==== DATA ====

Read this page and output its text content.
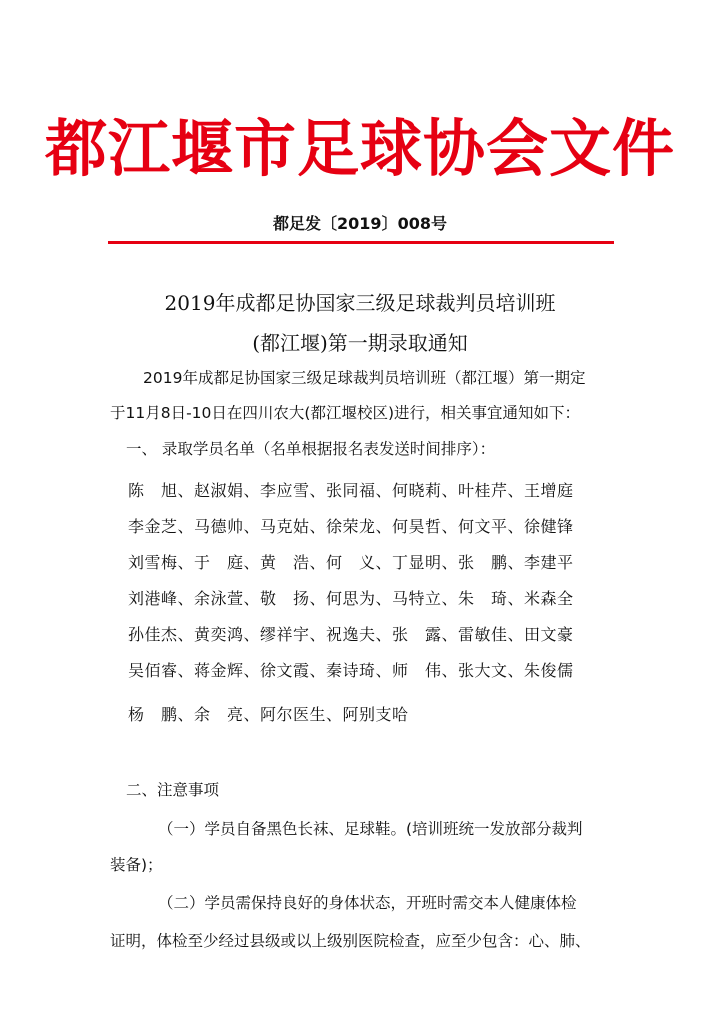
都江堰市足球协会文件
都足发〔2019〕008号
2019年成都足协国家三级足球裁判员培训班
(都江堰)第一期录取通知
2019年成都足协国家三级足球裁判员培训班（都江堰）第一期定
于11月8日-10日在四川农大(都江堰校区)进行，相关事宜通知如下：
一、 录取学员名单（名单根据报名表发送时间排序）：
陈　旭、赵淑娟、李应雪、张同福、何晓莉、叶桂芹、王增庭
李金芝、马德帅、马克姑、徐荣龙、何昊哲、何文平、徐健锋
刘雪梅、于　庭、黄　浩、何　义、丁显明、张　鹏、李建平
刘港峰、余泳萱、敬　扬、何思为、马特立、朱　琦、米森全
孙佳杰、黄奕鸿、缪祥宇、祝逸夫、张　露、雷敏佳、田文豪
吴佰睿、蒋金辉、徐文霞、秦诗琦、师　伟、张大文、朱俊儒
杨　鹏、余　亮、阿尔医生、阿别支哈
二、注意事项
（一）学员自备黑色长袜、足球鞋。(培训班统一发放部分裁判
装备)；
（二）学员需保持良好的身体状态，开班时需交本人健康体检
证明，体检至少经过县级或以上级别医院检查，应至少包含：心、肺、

====

→ WRITTEN INSTRUCTION
All of the material above needs to be restated exactly, with no pictures.

→ RESPONSE TO THIS EXERCISE
Read this page and output its text content.
都江堰市足球协会文件
都足发〔2019〕008号
2019年成都足协国家三级足球裁判员培训班
(都江堰)第一期录取通知
2019年成都足协国家三级足球裁判员培训班（都江堰）第一期定
于11月8日-10日在四川农大(都江堰校区)进行，相关事宜通知如下：
一、 录取学员名单（名单根据报名表发送时间排序）：
陈　旭、赵淑娟、李应雪、张同福、何晓莉、叶桂芹、王增庭
李金芝、马德帅、马克姑、徐荣龙、何昊哲、何文平、徐健锋
刘雪梅、于　庭、黄　浩、何　义、丁显明、张　鹏、李建平
刘港峰、余泳萱、敬　扬、何思为、马特立、朱　琦、米森全
孙佳杰、黄奕鸿、缪祥宇、祝逸夫、张　露、雷敏佳、田文豪
吴佰睿、蒋金辉、徐文霞、秦诗琦、师　伟、张大文、朱俊儒
杨　鹏、余　亮、阿尔医生、阿别支哈
二、注意事项
（一）学员自备黑色长袜、足球鞋。(培训班统一发放部分裁判
装备)；
（二）学员需保持良好的身体状态，开班时需交本人健康体检
证明，体检至少经过县级或以上级别医院检查，应至少包含：心、肺、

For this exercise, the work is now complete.